- _TRECHO DA PÁGINA_:
★ ★ ★ ★ ★ ★ ★
Há experimentos de interesse no campo historiográfico da literatura. Tome-se L’histoire littéraire des écrivains, de 2013, dirigida por Vincent Debaene, Jean-Louis Jeannelle, Marielle Macé e Michel Murat.[6] Trata-se de uma coletânea muito interessante, com nove estudos que de modo variado se articulam, em perspectiva histórica, sem compor uma narrativa única. O ponto de partida distingue seu procedimento daquele das histórias literárias acadêmicas: os diretores do volume pensam na “história literária dos escritores” como “a história literária tal como ela é contada e construída pelos autores eles mesmos, o relato ‘indígena’ e plural de uma aventura coletiva”. O material básico para uma empreitada desse tipo consiste, então, de prefácios, ensaios, entrevistas, tomadas públicas de posição, e se encontra em manifestos e panfletos, em autobiografias e diários, assim como na organização de coleções editoriais e de antologias, e até mesmo no enredo de romances. O inimigo principal parece ser o que os organizadores chamam de “classicocentrismo”, representado por Gustave Lanson e outros, os historiadores das grandes narrativas, equivalentes aos brasileiros Romero e Veríssimo. Os diretores dessa nova história pretendem, com a obra, participar do que chamam de “um movimento mais geral de pluralização da história literária”, alargando-a e recusando a grande narrativa.
★ ★ ★ ★ ★ ★ ★
- _DADOS APRESENTADOS_:
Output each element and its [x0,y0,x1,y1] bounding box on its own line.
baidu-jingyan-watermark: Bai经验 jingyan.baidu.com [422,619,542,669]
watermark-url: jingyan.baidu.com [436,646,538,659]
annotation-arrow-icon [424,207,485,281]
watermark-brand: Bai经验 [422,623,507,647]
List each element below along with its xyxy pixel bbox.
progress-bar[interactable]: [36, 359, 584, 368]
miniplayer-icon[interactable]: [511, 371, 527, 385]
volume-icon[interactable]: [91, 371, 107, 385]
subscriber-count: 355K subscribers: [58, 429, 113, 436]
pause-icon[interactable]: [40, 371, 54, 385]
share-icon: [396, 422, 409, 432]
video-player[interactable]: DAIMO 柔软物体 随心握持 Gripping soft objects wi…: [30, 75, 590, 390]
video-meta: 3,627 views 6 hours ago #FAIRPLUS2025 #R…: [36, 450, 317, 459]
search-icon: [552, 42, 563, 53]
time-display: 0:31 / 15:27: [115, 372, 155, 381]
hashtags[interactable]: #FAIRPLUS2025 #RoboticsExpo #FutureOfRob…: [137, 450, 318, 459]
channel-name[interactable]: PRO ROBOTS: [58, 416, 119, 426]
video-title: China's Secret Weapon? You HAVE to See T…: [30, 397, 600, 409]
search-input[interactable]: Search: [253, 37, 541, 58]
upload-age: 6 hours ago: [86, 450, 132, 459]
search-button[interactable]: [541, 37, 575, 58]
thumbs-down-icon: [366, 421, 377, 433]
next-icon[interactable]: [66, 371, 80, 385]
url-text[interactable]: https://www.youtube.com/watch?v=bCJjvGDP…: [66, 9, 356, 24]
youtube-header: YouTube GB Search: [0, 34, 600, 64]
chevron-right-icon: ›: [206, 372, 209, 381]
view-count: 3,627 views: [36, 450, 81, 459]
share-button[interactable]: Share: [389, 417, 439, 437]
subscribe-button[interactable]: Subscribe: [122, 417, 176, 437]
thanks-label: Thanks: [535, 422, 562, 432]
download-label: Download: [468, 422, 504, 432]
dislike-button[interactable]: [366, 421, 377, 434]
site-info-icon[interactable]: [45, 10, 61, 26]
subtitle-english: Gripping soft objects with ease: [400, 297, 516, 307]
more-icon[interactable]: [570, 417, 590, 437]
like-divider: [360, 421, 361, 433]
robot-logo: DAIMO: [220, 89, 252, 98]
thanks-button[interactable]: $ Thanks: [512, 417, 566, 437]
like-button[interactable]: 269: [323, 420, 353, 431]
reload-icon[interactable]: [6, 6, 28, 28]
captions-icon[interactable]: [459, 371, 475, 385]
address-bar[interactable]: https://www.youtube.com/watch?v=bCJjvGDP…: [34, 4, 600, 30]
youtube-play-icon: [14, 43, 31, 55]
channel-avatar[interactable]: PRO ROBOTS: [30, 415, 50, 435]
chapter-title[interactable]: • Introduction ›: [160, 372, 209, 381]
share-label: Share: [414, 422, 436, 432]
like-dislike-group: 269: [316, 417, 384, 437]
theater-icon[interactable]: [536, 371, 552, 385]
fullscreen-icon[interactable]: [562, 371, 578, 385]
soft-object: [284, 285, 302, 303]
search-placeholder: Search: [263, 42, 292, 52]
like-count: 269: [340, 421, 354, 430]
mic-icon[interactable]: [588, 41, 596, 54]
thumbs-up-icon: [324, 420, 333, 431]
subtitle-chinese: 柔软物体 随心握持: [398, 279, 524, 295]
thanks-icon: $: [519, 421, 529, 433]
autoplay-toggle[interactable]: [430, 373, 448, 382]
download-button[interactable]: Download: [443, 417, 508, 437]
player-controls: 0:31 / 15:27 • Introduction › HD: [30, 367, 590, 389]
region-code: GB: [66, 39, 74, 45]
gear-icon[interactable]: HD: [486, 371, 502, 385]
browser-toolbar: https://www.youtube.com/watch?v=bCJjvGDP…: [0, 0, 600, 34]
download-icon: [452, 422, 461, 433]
★ ★ ★ ★ ★ ★ ★
- _INSTRUÇÃO 1_:
De acordo com o trecho sobre a história literária dos escritores, por que o material básico dessa empreitada consiste de prefácios, ensaios, entrevistas e tomadas públicas de posição? Responda em até três frases.
- _INSTRUÇÃO 2_:
Duplique as linhas que seguem o trecho, desde a primeira até a que contém "volume-icon[interactable]: [91, 371, 107, 385]", inclusive.

- _RESULTADO DA TAREFA 1_:
Esse material é o básico porque os diretores do volume concebem a "história literária dos escritores" como a história literária contada e construída pelos próprios autores. Trata-se do relato "indígena" e plural de uma aventura coletiva. Por isso, as fontes são os textos em que os escritores se manifestam, como prefácios, ensaios, entrevistas e tomadas públicas de posição.

- _RESULTADO DA TAREFA 2_:
Output each element and its [x0,y0,x1,y1] bounding box on its own line.
baidu-jingyan-watermark: Bai经验 jingyan.baidu.com [422,619,542,669]
watermark-url: jingyan.baidu.com [436,646,538,659]
annotation-arrow-icon [424,207,485,281]
watermark-brand: Bai经验 [422,623,507,647]
List each element below along with its xyxy pixel bbox.
progress-bar[interactable]: [36, 359, 584, 368]
miniplayer-icon[interactable]: [511, 371, 527, 385]
volume-icon[interactable]: [91, 371, 107, 385]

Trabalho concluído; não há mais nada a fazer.